**What you need to do**
In the items below, render everything from the line containing "List UI elements and their <box>x0" down to the line containing "data-point-rob <box>493 1296 509 1313</box>" as a numbered list, leaving out any blank lines.

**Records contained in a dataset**
___

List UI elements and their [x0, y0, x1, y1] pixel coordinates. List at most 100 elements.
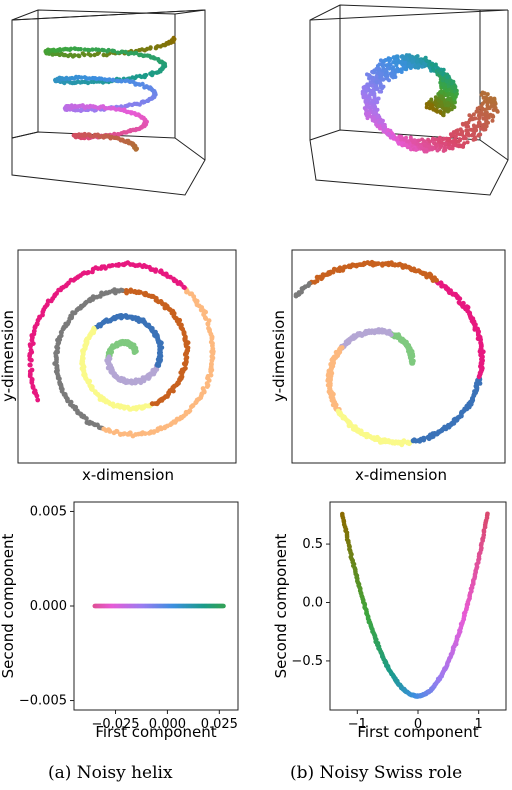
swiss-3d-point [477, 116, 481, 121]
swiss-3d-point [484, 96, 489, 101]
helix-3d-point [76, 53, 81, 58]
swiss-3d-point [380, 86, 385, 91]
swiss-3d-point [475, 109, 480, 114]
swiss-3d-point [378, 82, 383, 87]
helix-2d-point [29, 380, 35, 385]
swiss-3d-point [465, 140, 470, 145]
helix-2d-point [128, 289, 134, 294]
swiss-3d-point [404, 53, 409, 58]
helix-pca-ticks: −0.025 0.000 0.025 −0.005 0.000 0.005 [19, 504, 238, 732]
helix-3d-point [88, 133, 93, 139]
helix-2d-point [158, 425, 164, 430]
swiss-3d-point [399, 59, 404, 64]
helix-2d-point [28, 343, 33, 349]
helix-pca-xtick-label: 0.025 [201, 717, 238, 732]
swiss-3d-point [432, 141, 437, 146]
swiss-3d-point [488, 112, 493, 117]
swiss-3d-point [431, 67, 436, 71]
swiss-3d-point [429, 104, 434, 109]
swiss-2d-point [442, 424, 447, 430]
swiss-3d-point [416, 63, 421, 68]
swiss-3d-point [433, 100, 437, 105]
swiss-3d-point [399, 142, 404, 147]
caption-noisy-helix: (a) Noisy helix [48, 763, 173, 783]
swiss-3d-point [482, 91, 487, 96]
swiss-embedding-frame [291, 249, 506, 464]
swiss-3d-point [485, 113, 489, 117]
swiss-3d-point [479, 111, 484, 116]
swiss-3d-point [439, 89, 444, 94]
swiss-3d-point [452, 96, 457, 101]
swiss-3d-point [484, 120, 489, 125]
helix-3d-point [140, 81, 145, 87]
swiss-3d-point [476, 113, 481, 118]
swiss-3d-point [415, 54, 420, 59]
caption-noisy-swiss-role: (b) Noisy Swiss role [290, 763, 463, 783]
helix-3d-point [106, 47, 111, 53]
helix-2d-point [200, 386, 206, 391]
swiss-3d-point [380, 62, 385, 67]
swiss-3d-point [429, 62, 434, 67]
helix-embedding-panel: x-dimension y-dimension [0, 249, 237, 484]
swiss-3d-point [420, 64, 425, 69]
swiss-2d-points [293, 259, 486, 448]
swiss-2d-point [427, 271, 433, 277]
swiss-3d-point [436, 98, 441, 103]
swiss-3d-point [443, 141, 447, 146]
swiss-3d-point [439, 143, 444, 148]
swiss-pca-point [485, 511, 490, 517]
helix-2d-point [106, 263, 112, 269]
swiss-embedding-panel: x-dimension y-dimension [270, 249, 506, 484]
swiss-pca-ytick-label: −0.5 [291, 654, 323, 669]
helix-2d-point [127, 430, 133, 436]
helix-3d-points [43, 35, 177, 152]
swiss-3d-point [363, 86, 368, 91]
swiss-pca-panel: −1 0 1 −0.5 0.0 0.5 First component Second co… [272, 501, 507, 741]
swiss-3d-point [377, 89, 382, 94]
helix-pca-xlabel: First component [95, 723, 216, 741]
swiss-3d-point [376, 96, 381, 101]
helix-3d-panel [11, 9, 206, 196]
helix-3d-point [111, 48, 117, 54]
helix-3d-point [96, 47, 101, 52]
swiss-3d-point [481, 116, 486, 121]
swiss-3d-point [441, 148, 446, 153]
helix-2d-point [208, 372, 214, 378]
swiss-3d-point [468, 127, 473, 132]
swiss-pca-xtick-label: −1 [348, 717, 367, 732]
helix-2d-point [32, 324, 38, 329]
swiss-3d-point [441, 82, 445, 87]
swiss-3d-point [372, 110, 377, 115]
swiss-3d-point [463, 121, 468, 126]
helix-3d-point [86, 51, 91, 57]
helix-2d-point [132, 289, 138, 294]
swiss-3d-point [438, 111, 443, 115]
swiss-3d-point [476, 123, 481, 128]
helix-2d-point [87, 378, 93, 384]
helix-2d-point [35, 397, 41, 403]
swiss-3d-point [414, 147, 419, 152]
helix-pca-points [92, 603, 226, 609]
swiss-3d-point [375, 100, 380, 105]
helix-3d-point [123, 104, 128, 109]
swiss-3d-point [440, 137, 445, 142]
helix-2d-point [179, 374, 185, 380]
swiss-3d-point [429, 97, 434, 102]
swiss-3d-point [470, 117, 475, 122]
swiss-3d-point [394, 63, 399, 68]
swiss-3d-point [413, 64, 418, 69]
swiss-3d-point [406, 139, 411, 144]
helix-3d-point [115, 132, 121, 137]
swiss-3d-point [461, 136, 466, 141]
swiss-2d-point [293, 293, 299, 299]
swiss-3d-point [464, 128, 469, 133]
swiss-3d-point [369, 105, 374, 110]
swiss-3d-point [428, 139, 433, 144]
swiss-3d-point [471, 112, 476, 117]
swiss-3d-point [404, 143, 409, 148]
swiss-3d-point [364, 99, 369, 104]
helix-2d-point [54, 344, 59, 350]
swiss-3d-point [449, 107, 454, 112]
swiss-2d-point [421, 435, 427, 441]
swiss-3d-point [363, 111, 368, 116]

___

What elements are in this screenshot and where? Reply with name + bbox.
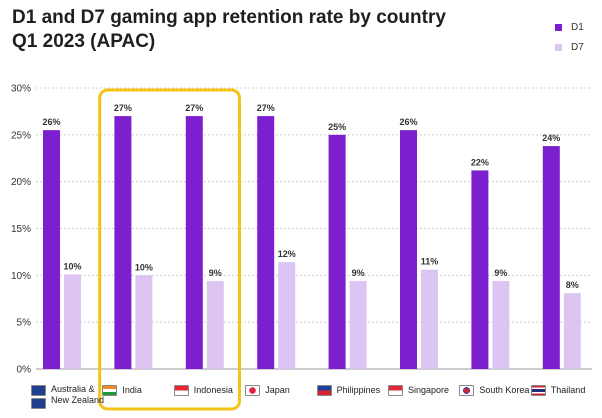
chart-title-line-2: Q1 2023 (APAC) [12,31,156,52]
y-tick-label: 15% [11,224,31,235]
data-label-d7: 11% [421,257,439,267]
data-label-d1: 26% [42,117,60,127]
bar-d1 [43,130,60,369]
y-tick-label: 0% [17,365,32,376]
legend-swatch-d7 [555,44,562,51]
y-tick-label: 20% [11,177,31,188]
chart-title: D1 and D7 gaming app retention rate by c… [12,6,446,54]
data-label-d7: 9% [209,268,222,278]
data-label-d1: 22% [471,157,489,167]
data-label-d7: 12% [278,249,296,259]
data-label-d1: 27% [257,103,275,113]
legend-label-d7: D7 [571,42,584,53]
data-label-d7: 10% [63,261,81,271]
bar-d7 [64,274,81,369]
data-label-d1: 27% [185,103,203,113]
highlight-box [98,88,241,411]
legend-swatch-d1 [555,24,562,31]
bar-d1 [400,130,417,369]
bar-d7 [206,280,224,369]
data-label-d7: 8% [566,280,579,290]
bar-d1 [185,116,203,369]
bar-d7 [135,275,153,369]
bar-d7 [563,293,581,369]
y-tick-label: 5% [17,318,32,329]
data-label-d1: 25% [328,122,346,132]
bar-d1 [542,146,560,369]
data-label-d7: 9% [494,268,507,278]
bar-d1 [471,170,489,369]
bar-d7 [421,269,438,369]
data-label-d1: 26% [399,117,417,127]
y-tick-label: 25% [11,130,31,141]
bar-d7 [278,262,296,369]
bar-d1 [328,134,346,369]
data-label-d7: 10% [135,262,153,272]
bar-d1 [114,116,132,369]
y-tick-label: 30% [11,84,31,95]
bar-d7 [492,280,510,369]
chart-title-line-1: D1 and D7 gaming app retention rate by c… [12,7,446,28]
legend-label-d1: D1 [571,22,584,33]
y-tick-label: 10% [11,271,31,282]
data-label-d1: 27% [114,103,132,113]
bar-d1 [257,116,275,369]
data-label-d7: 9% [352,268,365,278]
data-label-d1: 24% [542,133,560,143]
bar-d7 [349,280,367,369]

___

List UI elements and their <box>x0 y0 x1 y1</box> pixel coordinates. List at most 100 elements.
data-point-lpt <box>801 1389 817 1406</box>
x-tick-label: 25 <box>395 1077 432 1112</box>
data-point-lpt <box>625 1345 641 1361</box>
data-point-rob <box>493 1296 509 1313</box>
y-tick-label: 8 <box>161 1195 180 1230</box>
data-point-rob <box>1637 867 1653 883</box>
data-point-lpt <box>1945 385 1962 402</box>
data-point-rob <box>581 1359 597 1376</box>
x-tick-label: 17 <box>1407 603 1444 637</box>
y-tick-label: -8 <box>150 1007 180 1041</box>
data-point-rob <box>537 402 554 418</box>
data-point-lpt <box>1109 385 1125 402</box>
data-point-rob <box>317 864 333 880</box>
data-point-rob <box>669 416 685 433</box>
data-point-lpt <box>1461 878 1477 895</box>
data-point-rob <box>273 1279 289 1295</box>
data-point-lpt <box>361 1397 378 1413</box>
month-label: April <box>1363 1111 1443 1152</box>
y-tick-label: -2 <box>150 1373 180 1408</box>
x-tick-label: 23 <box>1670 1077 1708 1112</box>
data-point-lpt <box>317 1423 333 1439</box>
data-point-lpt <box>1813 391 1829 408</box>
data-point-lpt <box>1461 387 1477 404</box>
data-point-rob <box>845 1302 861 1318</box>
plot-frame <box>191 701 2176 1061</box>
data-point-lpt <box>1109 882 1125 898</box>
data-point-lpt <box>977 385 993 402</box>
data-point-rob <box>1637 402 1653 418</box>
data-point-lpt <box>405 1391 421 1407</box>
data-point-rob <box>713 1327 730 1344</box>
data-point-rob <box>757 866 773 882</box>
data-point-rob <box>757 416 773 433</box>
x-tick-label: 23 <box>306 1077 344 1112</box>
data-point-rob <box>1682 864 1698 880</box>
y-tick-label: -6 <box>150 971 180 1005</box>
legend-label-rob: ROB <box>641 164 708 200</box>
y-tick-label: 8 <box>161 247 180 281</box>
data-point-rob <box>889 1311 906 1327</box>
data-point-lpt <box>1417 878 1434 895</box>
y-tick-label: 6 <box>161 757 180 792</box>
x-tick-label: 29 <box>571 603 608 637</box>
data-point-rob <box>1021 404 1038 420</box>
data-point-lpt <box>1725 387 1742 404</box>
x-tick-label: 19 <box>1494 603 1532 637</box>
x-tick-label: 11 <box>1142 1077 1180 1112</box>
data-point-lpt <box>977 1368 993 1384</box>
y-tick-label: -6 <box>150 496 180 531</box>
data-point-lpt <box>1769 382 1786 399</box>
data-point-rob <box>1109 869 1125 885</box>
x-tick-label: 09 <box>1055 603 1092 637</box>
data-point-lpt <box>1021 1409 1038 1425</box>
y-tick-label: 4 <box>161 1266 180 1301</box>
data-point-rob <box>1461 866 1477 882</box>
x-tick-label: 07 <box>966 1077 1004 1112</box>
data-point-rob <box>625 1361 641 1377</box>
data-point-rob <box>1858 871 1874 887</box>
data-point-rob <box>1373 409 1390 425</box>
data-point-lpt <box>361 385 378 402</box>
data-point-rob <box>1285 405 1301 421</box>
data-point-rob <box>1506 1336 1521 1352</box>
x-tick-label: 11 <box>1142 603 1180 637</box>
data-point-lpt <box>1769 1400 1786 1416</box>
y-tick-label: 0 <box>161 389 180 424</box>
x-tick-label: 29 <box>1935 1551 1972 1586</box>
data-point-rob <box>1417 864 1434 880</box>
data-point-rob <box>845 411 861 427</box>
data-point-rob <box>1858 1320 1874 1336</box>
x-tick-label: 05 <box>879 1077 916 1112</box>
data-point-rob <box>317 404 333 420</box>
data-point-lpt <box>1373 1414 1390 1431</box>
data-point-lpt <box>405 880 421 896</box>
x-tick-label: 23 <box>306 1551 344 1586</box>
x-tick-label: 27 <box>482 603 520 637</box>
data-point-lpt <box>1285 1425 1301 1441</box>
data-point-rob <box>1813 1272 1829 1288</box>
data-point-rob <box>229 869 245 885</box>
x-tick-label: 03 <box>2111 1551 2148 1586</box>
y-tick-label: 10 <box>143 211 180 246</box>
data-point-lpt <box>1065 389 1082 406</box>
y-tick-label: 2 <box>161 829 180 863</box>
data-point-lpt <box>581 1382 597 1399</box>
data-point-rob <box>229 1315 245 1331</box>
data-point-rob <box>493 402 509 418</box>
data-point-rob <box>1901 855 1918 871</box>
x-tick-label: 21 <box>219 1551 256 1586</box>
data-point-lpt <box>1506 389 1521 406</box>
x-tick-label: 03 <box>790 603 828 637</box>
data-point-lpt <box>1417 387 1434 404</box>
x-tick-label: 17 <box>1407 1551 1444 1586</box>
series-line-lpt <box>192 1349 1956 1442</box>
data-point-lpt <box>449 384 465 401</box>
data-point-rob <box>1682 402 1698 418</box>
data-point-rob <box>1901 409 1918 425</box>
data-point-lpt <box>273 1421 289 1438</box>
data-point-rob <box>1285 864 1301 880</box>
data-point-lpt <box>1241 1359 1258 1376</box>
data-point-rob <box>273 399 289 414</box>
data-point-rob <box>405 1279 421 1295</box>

___

**Result for this task**
1. List UI elements and their <box>x0 y0 x1 y1</box> pixel coordinates. List at most 100 elements.
2. data-point-lpt <box>801 1389 817 1406</box>
3. x-tick-label: 25 <box>395 1077 432 1112</box>
4. data-point-lpt <box>625 1345 641 1361</box>
5. data-point-rob <box>493 1296 509 1313</box>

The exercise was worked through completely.